Gather every line from the entries below that contains the string "IOS和Hypervisors".

>> START PROVIDED DATA

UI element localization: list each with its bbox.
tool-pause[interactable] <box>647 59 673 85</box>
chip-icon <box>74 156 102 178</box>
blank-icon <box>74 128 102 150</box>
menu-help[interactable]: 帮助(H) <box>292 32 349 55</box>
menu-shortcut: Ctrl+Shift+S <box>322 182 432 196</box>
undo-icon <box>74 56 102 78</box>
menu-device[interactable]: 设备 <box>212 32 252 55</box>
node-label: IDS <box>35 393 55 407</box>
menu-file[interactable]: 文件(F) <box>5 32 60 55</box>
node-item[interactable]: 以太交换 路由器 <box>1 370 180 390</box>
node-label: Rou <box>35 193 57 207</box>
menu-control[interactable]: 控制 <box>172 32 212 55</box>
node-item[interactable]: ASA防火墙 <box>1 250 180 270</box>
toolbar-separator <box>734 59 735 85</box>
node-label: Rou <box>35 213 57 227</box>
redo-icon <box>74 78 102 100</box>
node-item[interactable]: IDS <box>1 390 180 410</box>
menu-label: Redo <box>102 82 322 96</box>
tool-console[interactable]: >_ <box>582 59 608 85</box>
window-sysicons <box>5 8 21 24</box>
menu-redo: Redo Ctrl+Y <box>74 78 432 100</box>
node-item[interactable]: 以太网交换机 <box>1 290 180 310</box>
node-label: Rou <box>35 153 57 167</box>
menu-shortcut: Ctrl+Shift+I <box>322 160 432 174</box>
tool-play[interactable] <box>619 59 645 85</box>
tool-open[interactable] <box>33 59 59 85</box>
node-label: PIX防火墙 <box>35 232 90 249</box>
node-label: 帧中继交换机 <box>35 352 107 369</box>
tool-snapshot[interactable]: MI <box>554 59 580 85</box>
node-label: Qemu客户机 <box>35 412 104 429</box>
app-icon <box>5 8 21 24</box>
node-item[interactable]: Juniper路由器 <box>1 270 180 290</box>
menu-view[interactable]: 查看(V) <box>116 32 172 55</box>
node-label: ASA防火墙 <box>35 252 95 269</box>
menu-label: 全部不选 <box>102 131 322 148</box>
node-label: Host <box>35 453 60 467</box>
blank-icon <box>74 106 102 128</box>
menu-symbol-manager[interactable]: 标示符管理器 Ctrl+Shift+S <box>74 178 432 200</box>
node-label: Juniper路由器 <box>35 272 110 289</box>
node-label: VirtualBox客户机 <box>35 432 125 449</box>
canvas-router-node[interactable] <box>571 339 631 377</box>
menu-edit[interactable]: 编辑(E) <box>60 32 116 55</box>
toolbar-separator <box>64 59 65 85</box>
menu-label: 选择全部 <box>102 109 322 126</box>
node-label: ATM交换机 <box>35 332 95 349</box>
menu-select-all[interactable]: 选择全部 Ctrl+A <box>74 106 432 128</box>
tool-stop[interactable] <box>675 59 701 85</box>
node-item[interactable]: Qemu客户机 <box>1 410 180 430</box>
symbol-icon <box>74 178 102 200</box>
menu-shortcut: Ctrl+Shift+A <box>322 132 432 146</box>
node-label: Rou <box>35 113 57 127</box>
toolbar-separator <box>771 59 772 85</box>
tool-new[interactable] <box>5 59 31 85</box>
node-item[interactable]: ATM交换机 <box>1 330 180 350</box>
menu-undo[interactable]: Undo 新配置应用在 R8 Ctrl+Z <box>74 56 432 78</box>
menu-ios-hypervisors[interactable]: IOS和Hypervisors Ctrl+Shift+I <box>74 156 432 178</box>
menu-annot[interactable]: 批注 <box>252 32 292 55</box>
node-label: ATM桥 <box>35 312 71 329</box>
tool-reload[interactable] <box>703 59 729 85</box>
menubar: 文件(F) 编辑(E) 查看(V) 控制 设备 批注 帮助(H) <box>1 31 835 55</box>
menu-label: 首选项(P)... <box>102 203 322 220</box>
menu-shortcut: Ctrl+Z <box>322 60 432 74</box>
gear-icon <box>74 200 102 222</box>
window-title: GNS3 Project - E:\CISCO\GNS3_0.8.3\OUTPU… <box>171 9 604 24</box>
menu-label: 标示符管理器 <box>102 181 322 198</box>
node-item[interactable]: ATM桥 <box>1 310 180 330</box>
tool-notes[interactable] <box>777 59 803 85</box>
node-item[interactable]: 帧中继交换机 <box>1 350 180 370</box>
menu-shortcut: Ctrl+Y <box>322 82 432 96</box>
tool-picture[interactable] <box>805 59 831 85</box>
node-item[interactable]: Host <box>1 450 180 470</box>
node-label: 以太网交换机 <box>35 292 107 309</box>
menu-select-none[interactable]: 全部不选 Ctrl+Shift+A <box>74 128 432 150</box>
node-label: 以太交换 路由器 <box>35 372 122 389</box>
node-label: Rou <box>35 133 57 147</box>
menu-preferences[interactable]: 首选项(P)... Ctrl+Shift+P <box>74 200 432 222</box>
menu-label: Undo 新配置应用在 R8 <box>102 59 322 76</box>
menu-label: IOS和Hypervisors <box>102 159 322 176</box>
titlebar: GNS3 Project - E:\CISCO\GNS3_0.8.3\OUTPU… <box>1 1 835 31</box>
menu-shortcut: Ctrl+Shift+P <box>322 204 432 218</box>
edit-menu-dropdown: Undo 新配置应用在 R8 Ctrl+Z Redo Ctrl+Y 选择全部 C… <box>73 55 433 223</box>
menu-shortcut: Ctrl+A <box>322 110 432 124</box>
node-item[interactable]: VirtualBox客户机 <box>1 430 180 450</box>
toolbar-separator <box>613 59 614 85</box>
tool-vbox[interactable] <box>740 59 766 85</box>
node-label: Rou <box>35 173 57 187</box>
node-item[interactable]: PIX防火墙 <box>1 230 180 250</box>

>> END PROVIDED DATA

* _SOLUTION TO THIS PROBLEM_:
menu-ios-hypervisors[interactable]: IOS和Hypervisors Ctrl+Shift+I <box>74 156 432 178</box>
menu-label: IOS和Hypervisors <box>102 159 322 176</box>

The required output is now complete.